>> start

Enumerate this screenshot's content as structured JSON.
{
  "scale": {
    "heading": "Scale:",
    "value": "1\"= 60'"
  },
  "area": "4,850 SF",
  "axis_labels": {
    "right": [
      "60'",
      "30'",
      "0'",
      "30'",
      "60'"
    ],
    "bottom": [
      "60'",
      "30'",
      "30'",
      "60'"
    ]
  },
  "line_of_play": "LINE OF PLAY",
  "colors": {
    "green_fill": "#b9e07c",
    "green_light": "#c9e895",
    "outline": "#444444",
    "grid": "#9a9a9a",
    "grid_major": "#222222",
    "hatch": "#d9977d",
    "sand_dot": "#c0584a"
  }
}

>> end

Your task:
All of the data must be returned exactly.

Completed task:
Enumerate this screenshot's content as structured JSON.
{
  "scale": {
    "heading": "Scale:",
    "value": "1\"= 60'"
  },
  "area": "4,850 SF",
  "axis_labels": {
    "right": [
      "60'",
      "30'",
      "0'",
      "30'",
      "60'"
    ],
    "bottom": [
      "60'",
      "30'",
      "30'",
      "60'"
    ]
  },
  "line_of_play": "LINE OF PLAY",
  "colors": {
    "green_fill": "#b9e07c",
    "green_light": "#c9e895",
    "outline": "#444444",
    "grid": "#9a9a9a",
    "grid_major": "#222222",
    "hatch": "#d9977d",
    "sand_dot": "#c0584a"
  }
}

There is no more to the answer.